* _Consegna_:
Per favore, scrivi il seguito della recensione di «Il rosso e il nero» di Stendhal riportata qui sotto, a partire dalla sua ultima frase.

* _Estratto_:
▽

Stendhal, "Il rosso e il nero", Garzanti


 Negli ultimi tempi ho deciso di tornare su alcuni dei grandi classici della nostra civiltà letteraria, che una volta facevano parte del bagaglio delle letture "obbligatorie" per qualsiasi persona di media cultura, mentre oggi, sebbene li si continui a citare con frequenza e si riconosca teoricamente il loro valore, per una ragione o per l'altra sono poco frequentati e in concreto poco conosciuti anche dai lettori abituali.
 Oggi prendo in considerazione uno dei migliori romanzi mai scritti: Le rouge et le noir di Stendhal.
 Pare superfluo ricapitolare la vasta trama del libro; basti dire che del protagonista unico Julien Sorel - prototipo del giovane brillante ma dagli scarsi mezzi che cerca di ritagliarsi un proprio spazio nella Francia della Restaurazione - vengono focalizzati, sviluppati e analizzati i diversi aspetti del carattere in differenti fasi della sua evoluzione al cospetto di varie situazioni: Julien, così, viene via via rappresentato come ragazzo timido e amante della lettura e del latino, e per questo disprezzato dal padre - rozzo proprietario di una segheria a Verrières - e dai fratelli; come scrupoloso precettore dei figli del Sindaco della sua graziosa cittadina nella Franca Contea; come amante appassionato di madame de Renal, la moglie del Sindaco; come guardingo seminarista a Besançon - dopo la fuga conseguente alla scoperta della sua tresca con madame de Renal -, attirato dal prestigio e dalle ricche prebende che gli garantirebbe la carriera ecclesiastica; come segretario particolare del marchese de la Mole, assunto grazie all'intercessione del giansenista direttore del seminario; come abile diplomatico incaricato di una delicata missione oltremanica; come cinico seduttore di Mathilde, la graziosa figlia del marchese - promessa sposa di un duca -, presto incinta del giovane dipendente del padre; come vendicativo difensore della propria dignità offesa, dopo essere stato calunniato da madame de Renal, gelosa della sua relazione con Mathilde; come imputato in un processo clamoroso, in seguito al ferimento della sua ex amante; come condannato a morte - a causa della grettezza dei suoi nemici - capace di affrontare impavidamente il patibolo, al pari di un eroe dei tempi antichi.

△

* _Materiale fornito_:
▽

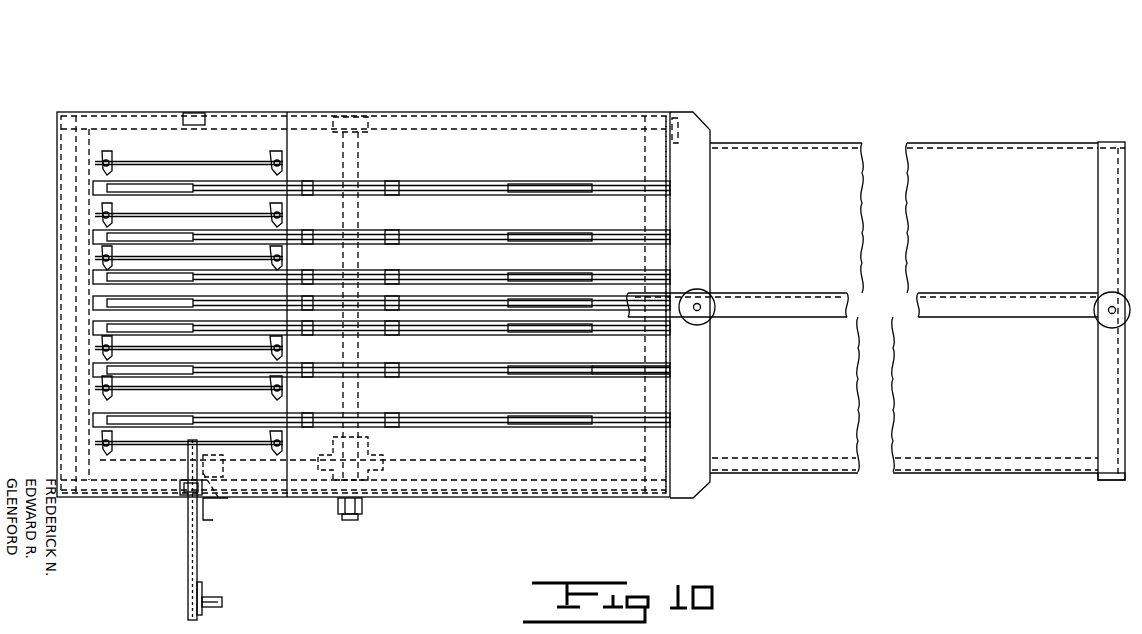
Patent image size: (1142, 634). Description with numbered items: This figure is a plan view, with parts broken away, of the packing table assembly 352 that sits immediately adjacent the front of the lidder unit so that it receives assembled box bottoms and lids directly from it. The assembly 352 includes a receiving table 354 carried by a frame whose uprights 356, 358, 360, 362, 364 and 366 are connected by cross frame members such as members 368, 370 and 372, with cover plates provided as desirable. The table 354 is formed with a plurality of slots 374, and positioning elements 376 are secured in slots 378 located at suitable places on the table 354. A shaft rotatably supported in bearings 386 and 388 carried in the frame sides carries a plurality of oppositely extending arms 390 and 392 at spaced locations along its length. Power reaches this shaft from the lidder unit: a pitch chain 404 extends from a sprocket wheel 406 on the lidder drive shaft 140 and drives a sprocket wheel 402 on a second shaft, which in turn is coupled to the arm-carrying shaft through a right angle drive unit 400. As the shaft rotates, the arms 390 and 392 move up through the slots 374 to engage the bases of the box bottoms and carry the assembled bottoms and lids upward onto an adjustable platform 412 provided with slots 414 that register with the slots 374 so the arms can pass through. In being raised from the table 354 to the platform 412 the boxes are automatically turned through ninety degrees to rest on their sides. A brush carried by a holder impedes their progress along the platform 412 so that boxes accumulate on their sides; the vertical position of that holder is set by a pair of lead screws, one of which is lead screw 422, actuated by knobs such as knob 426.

The upright 358 is at (73, 113).
The upright 356 is at (73, 497).
The receiving table 354 is at (163, 483).
The adjustable platform 412 is at (465, 487).
The cross frame member 368 is at (83, 460).
The cross frame member 370 is at (648, 443).
The bearing 386 is at (375, 117).
The upright 360 is at (665, 112).
The upright 362 is at (658, 505).
The arm 390 is at (105, 237).
The arm 392 is at (497, 228).
The slot 414 is at (608, 378).
The slot 378 is at (157, 222).
The positioning element 376 is at (106, 170).
The slot 374 is at (280, 273).
The right angle drive unit 400 is at (372, 458).
The bearing 388 is at (340, 522).
The pitch chain 404 is at (198, 552).
The sprocket wheel 402 is at (215, 502).
The sprocket wheel 406 is at (190, 600).
The drive shaft 140 is at (222, 598).
The packing table assembly 352 is at (782, 490).
The knob 426 is at (1095, 322).
The lead screw 422 is at (1108, 325).
The upright 364 is at (1106, 142).
The cross frame member 372 is at (1105, 213).
The upright 366 is at (1104, 483).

△

* _Risposta_:
 Stendhal

 Tante sono le ragioni per le quali il libro si può considerare ancora oggi esemplare. Secondo me le principali sono tre. La prima è quella che potremmo chiamare la "naturalezza" del tono di Stendhal, vale a dire l'affabilità con la quale vengono raccontati gli accadimenti e riportati i pensieri dei personaggi, e - nello stesso tempo - la disinvoltura con cui, talvolta, si esce dal meccanismo della finzione narrativa per dichiararne a chiare lettere i presupposti teorici: Stendhal vede il suo romanzo come una sorta di specchio fedele della realtà, capace di riprodurne gli aspetti sublimi così come la sordidezza, rifuggendo consapevolmente da ogni manierismo; un'idea forse un po' ingenua, ma chiara e indubbiamente potente.
 La seconda è la capacità di sfuggire alla logica del romanzo a tesi, tanto nella costruzione dei personaggi (e in particolare del protagonista, Julien Sorel) quanto nello sviluppo della trama: lo scrittore francese esce dalla trappola della stabilità tipologica dei caratteri che affligge tanti romanzieri, evita ogni eccessivo schematismo e, in generale, non teme la contraddizione. L'effetto realistico che ne deriva è a tratti addirittura sorprendente.
 La terza è la scelta di non prescindere mai dal contesto socio politico in cui le vicende raccontate sono immerse, da cui sono ovviamente influenzate o da cui perfino dipendono: infatti, non si capirebbero molte delle scelte di Julien Sorel se si trascurasse il mondo in cui vive e agisce.
 Sono tutti elementi all'apparenza semplici; ma in quanti testi si possono dire davvero realizzati? In fondo la cristallina linearità è una degli obiettivi più difficili da perseguire per un romanziere.